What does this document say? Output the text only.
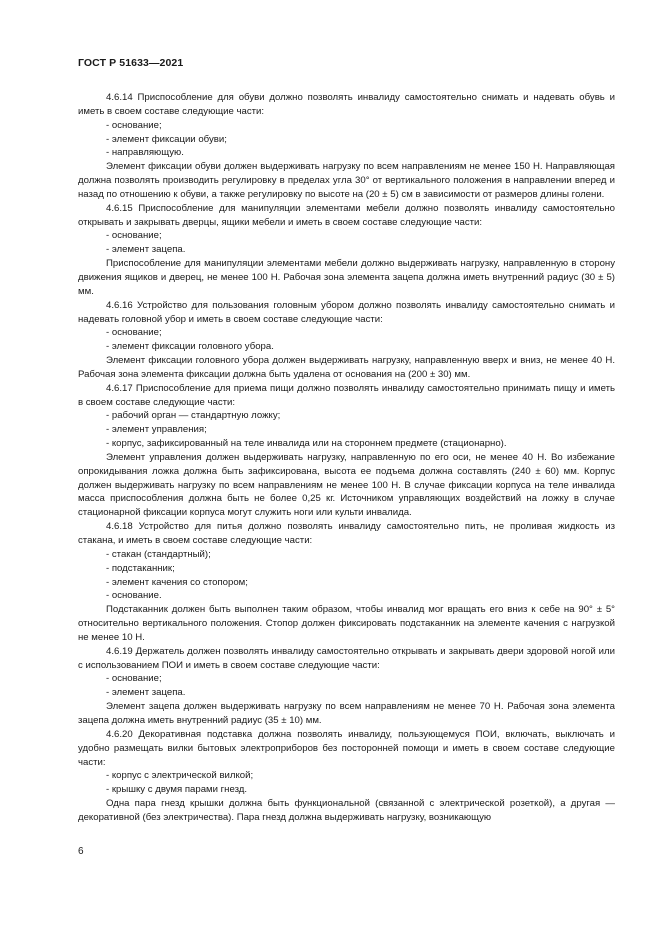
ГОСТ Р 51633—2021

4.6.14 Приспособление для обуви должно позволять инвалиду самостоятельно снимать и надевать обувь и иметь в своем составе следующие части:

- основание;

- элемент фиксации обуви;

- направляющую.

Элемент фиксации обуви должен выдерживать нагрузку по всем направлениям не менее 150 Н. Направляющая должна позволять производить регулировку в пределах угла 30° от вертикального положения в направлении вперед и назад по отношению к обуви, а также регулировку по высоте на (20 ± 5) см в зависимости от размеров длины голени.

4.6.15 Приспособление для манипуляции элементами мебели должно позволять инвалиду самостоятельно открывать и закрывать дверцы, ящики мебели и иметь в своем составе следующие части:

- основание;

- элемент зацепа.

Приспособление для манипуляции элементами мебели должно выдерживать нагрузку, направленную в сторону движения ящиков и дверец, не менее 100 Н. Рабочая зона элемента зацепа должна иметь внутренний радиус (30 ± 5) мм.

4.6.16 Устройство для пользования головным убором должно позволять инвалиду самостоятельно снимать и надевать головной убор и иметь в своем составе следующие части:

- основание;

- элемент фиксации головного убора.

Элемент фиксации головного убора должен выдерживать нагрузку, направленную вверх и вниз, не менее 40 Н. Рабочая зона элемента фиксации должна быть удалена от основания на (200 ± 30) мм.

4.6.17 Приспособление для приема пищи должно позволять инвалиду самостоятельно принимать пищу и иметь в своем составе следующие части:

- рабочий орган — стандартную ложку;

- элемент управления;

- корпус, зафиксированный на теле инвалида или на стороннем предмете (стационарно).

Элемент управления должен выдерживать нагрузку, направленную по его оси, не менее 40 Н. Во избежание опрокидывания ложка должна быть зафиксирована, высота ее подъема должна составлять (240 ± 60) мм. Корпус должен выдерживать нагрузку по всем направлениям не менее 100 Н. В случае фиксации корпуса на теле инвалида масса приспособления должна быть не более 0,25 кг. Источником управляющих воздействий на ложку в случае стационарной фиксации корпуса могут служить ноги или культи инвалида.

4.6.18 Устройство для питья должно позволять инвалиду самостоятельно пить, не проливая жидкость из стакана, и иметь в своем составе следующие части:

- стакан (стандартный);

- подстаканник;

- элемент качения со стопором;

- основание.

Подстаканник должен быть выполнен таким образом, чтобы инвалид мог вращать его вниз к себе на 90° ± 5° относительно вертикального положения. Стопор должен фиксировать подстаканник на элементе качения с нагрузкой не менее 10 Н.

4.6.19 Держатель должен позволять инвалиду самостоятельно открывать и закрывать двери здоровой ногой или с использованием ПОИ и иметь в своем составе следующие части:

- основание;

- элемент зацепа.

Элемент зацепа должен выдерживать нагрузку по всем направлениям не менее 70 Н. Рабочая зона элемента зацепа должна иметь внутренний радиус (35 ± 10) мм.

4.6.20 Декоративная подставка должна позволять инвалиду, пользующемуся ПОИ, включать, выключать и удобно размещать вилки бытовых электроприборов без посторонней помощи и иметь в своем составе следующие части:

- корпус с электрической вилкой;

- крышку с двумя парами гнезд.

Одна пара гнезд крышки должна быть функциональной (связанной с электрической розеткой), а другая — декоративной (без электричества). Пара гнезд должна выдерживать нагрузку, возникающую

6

_ _ _ _ _ _ _

PROMPT - For the listing above, identify each line bearing "зона".

OUTPUT OF THE EXERCISE -
Приспособление для манипуляции элементами мебели должно выдерживать нагрузку, направленную в сторону движения ящиков и дверец, не менее 100 Н. Рабочая зона элемента зацепа должна иметь внутренний радиус (30 ± 5) мм.
Элемент фиксации головного убора должен выдерживать нагрузку, направленную вверх и вниз, не менее 40 Н. Рабочая зона элемента фиксации должна быть удалена от основания на (200 ± 30) мм.
Элемент зацепа должен выдерживать нагрузку по всем направлениям не менее 70 Н. Рабочая зона элемента зацепа должна иметь внутренний радиус (35 ± 10) мм.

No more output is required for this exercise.